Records
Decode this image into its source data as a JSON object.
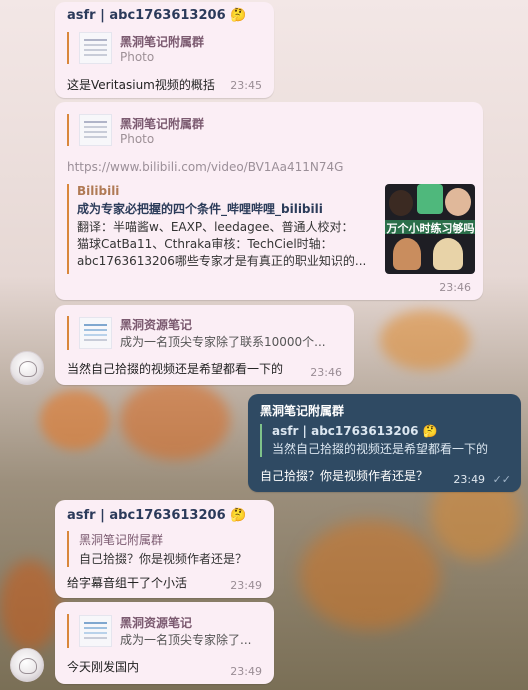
{
  "colors": {
    "bubble_in": "#fbeef5",
    "bubble_out": "#2f4a63",
    "reply_bar": "#d9873b",
    "sender": "#2b3a5a"
  },
  "messages": [
    {
      "sender": "asfr | abc1763613206",
      "sender_emoji": "🤔",
      "reply_title": "黑洞笔记附属群",
      "reply_sub": "Photo",
      "text": "这是Veritasium视频的概括",
      "time": "23:45"
    },
    {
      "reply_title": "黑洞笔记附属群",
      "reply_sub": "Photo",
      "url": "https://www.bilibili.com/video/BV1Aa411N74G",
      "preview_site": "Bilibili",
      "preview_title": "成为专家必把握的四个条件_哔哩哔哩_bilibili",
      "preview_desc_1": "翻译：半喵酱w、EAXP、leedagee、普通人校对：",
      "preview_desc_2": "猫球CatBa11、Cthraka审核：TechCiel时轴：",
      "preview_desc_3": "abc1763613206哪些专家才是有真正的职业知识的...",
      "thumb_text": "万个小时练习够吗",
      "time": "23:46"
    },
    {
      "reply_title": "黑洞资源笔记",
      "reply_sub": "成为一名顶尖专家除了联系10000个...",
      "text": "当然自己拾掇的视频还是希望都看一下的",
      "time": "23:46"
    },
    {
      "header": "黑洞笔记附属群",
      "reply_title": "asfr | abc1763613206",
      "reply_emoji": "🤔",
      "reply_sub": "当然自己拾掇的视频还是希望都看一下的",
      "text": "自己拾掇？你是视频作者还是？",
      "time": "23:49",
      "check": "✓✓"
    },
    {
      "sender": "asfr | abc1763613206",
      "sender_emoji": "🤔",
      "reply_title": "黑洞笔记附属群",
      "reply_sub": "自己拾掇？你是视频作者还是？",
      "text": "给字幕音组干了个小活",
      "time": "23:49"
    },
    {
      "reply_title": "黑洞资源笔记",
      "reply_sub": "成为一名顶尖专家除了...",
      "text": "今天刚发国内",
      "time": "23:49"
    }
  ]
}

What to produce -
Transcribe the full listing above exactly, with the images removed.

Completed exercise -
Decode this image into its source data as a JSON object.
{
  "colors": {
    "bubble_in": "#fbeef5",
    "bubble_out": "#2f4a63",
    "reply_bar": "#d9873b",
    "sender": "#2b3a5a"
  },
  "messages": [
    {
      "sender": "asfr | abc1763613206",
      "sender_emoji": "🤔",
      "reply_title": "黑洞笔记附属群",
      "reply_sub": "Photo",
      "text": "这是Veritasium视频的概括",
      "time": "23:45"
    },
    {
      "reply_title": "黑洞笔记附属群",
      "reply_sub": "Photo",
      "url": "https://www.bilibili.com/video/BV1Aa411N74G",
      "preview_site": "Bilibili",
      "preview_title": "成为专家必把握的四个条件_哔哩哔哩_bilibili",
      "preview_desc_1": "翻译：半喵酱w、EAXP、leedagee、普通人校对：",
      "preview_desc_2": "猫球CatBa11、Cthraka审核：TechCiel时轴：",
      "preview_desc_3": "abc1763613206哪些专家才是有真正的职业知识的...",
      "thumb_text": "万个小时练习够吗",
      "time": "23:46"
    },
    {
      "reply_title": "黑洞资源笔记",
      "reply_sub": "成为一名顶尖专家除了联系10000个...",
      "text": "当然自己拾掇的视频还是希望都看一下的",
      "time": "23:46"
    },
    {
      "header": "黑洞笔记附属群",
      "reply_title": "asfr | abc1763613206",
      "reply_emoji": "🤔",
      "reply_sub": "当然自己拾掇的视频还是希望都看一下的",
      "text": "自己拾掇？你是视频作者还是？",
      "time": "23:49",
      "check": "✓✓"
    },
    {
      "sender": "asfr | abc1763613206",
      "sender_emoji": "🤔",
      "reply_title": "黑洞笔记附属群",
      "reply_sub": "自己拾掇？你是视频作者还是？",
      "text": "给字幕音组干了个小活",
      "time": "23:49"
    },
    {
      "reply_title": "黑洞资源笔记",
      "reply_sub": "成为一名顶尖专家除了...",
      "text": "今天刚发国内",
      "time": "23:49"
    }
  ]
}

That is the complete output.